Work to complete — Exactly reproduce the entries, dropping any pictures from your copy.

Records for the exercise —
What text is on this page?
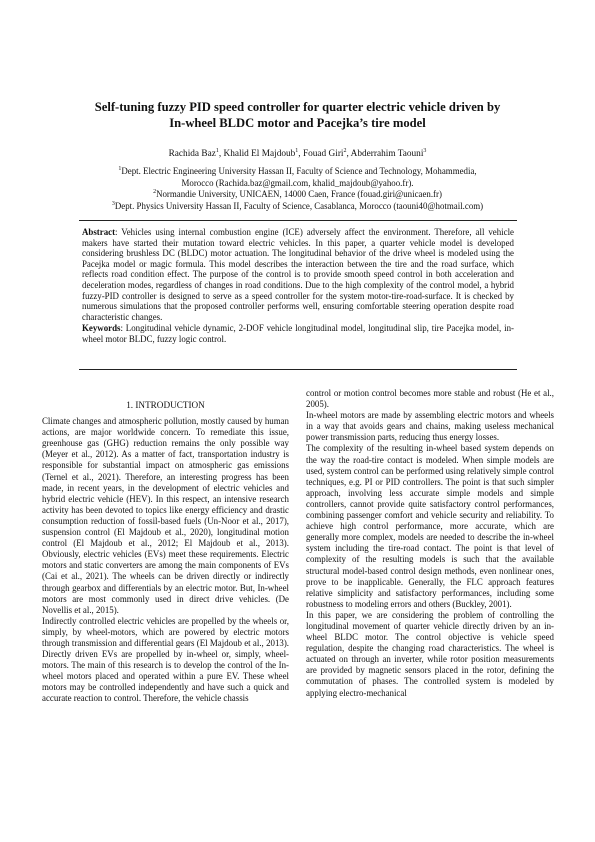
Self-tuning fuzzy PID speed controller for quarter electric vehicle driven by
In-wheel BLDC motor and Pacejka’s tire model
Rachida Baz$^1$, Khalid El Majdoub$^1$, Fouad Giri$^2$, Abderrahim Taouni$^3$
$^1$Dept. Electric Engineering University Hassan II, Faculty of Science and Technology, Mohammedia,
Morocco (Rachida.baz@gmail.com, khalid_majdoub@yahoo.fr).
$^2$Normandie University, UNICAEN, 14000 Caen, France (fouad.giri@unicaen.fr)
$^3$Dept. Physics University Hassan II, Faculty of Science, Casablanca, Morocco (taouni40@hotmail.com)

Abstract: Vehicles using internal combustion engine (ICE) adversely affect the environment. Therefore, all vehicle makers have started their mutation toward electric vehicles. In this paper, a quarter vehicle model is developed considering brushless DC (BLDC) motor actuation. The longitudinal behavior of the drive wheel is modeled using the Pacejka model or magic formula. This model describes the interaction between the tire and the road surface, which reflects road condition effect. The purpose of the control is to provide smooth speed control in both acceleration and deceleration modes, regardless of changes in road conditions. Due to the high complexity of the control model, a hybrid fuzzy-PID controller is designed to serve as a speed controller for the system motor-tire-road-surface. It is checked by numerous simulations that the proposed controller performs well, ensuring comfortable steering operation despite road characteristic changes.

Keywords: Longitudinal vehicle dynamic, 2-DOF vehicle longitudinal model, longitudinal slip, tire Pacejka model, in-wheel motor BLDC, fuzzy logic control.

1. INTRODUCTION

Climate changes and atmospheric pollution, mostly caused by human actions, are major worldwide concern. To remediate this issue, greenhouse gas (GHG) reduction remains the only possible way (Meyer et al., 2012). As a matter of fact, transportation industry is responsible for substantial impact on atmospheric gas emissions (Ternel et al., 2021). Therefore, an interesting progress has been made, in recent years, in the development of electric vehicles and hybrid electric vehicle (HEV). In this respect, an intensive research activity has been devoted to topics like energy efficiency and drastic consumption reduction of fossil-based fuels (Un-Noor et al., 2017), suspension control (El Majdoub et al., 2020), longitudinal motion control (El Majdoub et al., 2012; El Majdoub et al., 2013). Obviously, electric vehicles (EVs) meet these requirements. Electric motors and static converters are among the main components of EVs (Cai et al., 2021). The wheels can be driven directly or indirectly through gearbox and differentials by an electric motor. But, In-wheel motors are most commonly used in direct drive vehicles. (De Novellis et al., 2015).

Indirectly controlled electric vehicles are propelled by the wheels or, simply, by wheel-motors, which are powered by electric motors through transmission and differential gears (El Majdoub et al., 2013). Directly driven EVs are propelled by in-wheel or, simply, wheel-motors. The main of this research is to develop the control of the In-wheel motors placed and operated within a pure EV. These wheel motors may be controlled independently and have such a quick and accurate reaction to control. Therefore, the vehicle chassis

control or motion control becomes more stable and robust (He et al., 2005).

In-wheel motors are made by assembling electric motors and wheels in a way that avoids gears and chains, making useless mechanical power transmission parts, reducing thus energy losses.

The complexity of the resulting in-wheel based system depends on the way the road-tire contact is modeled. When simple models are used, system control can be performed using relatively simple control techniques, e.g. PI or PID controllers. The point is that such simpler approach, involving less accurate simple models and simple controllers, cannot provide quite satisfactory control performances, combining passenger comfort and vehicle security and reliability. To achieve high control performance, more accurate, which are generally more complex, models are needed to describe the in-wheel system including the tire-road contact. The point is that level of complexity of the resulting models is such that the available structural model-based control design methods, even nonlinear ones, prove to be inapplicable. Generally, the FLC approach features relative simplicity and satisfactory performances, including some robustness to modeling errors and others (Buckley, 2001).

In this paper, we are considering the problem of controlling the longitudinal movement of quarter vehicle directly driven by an in-wheel BLDC motor. The control objective is vehicle speed regulation, despite the changing road characteristics. The wheel is actuated on through an inverter, while rotor position measurements are provided by magnetic sensors placed in the rotor, defining the commutation of phases. The controlled system is modeled by applying electro-mechanical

Written solution —
What text is on this page?
Self-tuning fuzzy PID speed controller for quarter electric vehicle driven by
In-wheel BLDC motor and Pacejka’s tire model
Rachida Baz$^1$, Khalid El Majdoub$^1$, Fouad Giri$^2$, Abderrahim Taouni$^3$
$^1$Dept. Electric Engineering University Hassan II, Faculty of Science and Technology, Mohammedia,
Morocco (Rachida.baz@gmail.com, khalid_majdoub@yahoo.fr).
$^2$Normandie University, UNICAEN, 14000 Caen, France (fouad.giri@unicaen.fr)
$^3$Dept. Physics University Hassan II, Faculty of Science, Casablanca, Morocco (taouni40@hotmail.com)

Abstract: Vehicles using internal combustion engine (ICE) adversely affect the environment. Therefore, all vehicle makers have started their mutation toward electric vehicles. In this paper, a quarter vehicle model is developed considering brushless DC (BLDC) motor actuation. The longitudinal behavior of the drive wheel is modeled using the Pacejka model or magic formula. This model describes the interaction between the tire and the road surface, which reflects road condition effect. The purpose of the control is to provide smooth speed control in both acceleration and deceleration modes, regardless of changes in road conditions. Due to the high complexity of the control model, a hybrid fuzzy-PID controller is designed to serve as a speed controller for the system motor-tire-road-surface. It is checked by numerous simulations that the proposed controller performs well, ensuring comfortable steering operation despite road characteristic changes.

Keywords: Longitudinal vehicle dynamic, 2-DOF vehicle longitudinal model, longitudinal slip, tire Pacejka model, in-wheel motor BLDC, fuzzy logic control.

1. INTRODUCTION

Climate changes and atmospheric pollution, mostly caused by human actions, are major worldwide concern. To remediate this issue, greenhouse gas (GHG) reduction remains the only possible way (Meyer et al., 2012). As a matter of fact, transportation industry is responsible for substantial impact on atmospheric gas emissions (Ternel et al., 2021). Therefore, an interesting progress has been made, in recent years, in the development of electric vehicles and hybrid electric vehicle (HEV). In this respect, an intensive research activity has been devoted to topics like energy efficiency and drastic consumption reduction of fossil-based fuels (Un-Noor et al., 2017), suspension control (El Majdoub et al., 2020), longitudinal motion control (El Majdoub et al., 2012; El Majdoub et al., 2013). Obviously, electric vehicles (EVs) meet these requirements. Electric motors and static converters are among the main components of EVs (Cai et al., 2021). The wheels can be driven directly or indirectly through gearbox and differentials by an electric motor. But, In-wheel motors are most commonly used in direct drive vehicles. (De Novellis et al., 2015).

Indirectly controlled electric vehicles are propelled by the wheels or, simply, by wheel-motors, which are powered by electric motors through transmission and differential gears (El Majdoub et al., 2013). Directly driven EVs are propelled by in-wheel or, simply, wheel-motors. The main of this research is to develop the control of the In-wheel motors placed and operated within a pure EV. These wheel motors may be controlled independently and have such a quick and accurate reaction to control. Therefore, the vehicle chassis

control or motion control becomes more stable and robust (He et al., 2005).

In-wheel motors are made by assembling electric motors and wheels in a way that avoids gears and chains, making useless mechanical power transmission parts, reducing thus energy losses.

The complexity of the resulting in-wheel based system depends on the way the road-tire contact is modeled. When simple models are used, system control can be performed using relatively simple control techniques, e.g. PI or PID controllers. The point is that such simpler approach, involving less accurate simple models and simple controllers, cannot provide quite satisfactory control performances, combining passenger comfort and vehicle security and reliability. To achieve high control performance, more accurate, which are generally more complex, models are needed to describe the in-wheel system including the tire-road contact. The point is that level of complexity of the resulting models is such that the available structural model-based control design methods, even nonlinear ones, prove to be inapplicable. Generally, the FLC approach features relative simplicity and satisfactory performances, including some robustness to modeling errors and others (Buckley, 2001).

In this paper, we are considering the problem of controlling the longitudinal movement of quarter vehicle directly driven by an in-wheel BLDC motor. The control objective is vehicle speed regulation, despite the changing road characteristics. The wheel is actuated on through an inverter, while rotor position measurements are provided by magnetic sensors placed in the rotor, defining the commutation of phases. The controlled system is modeled by applying electro-mechanical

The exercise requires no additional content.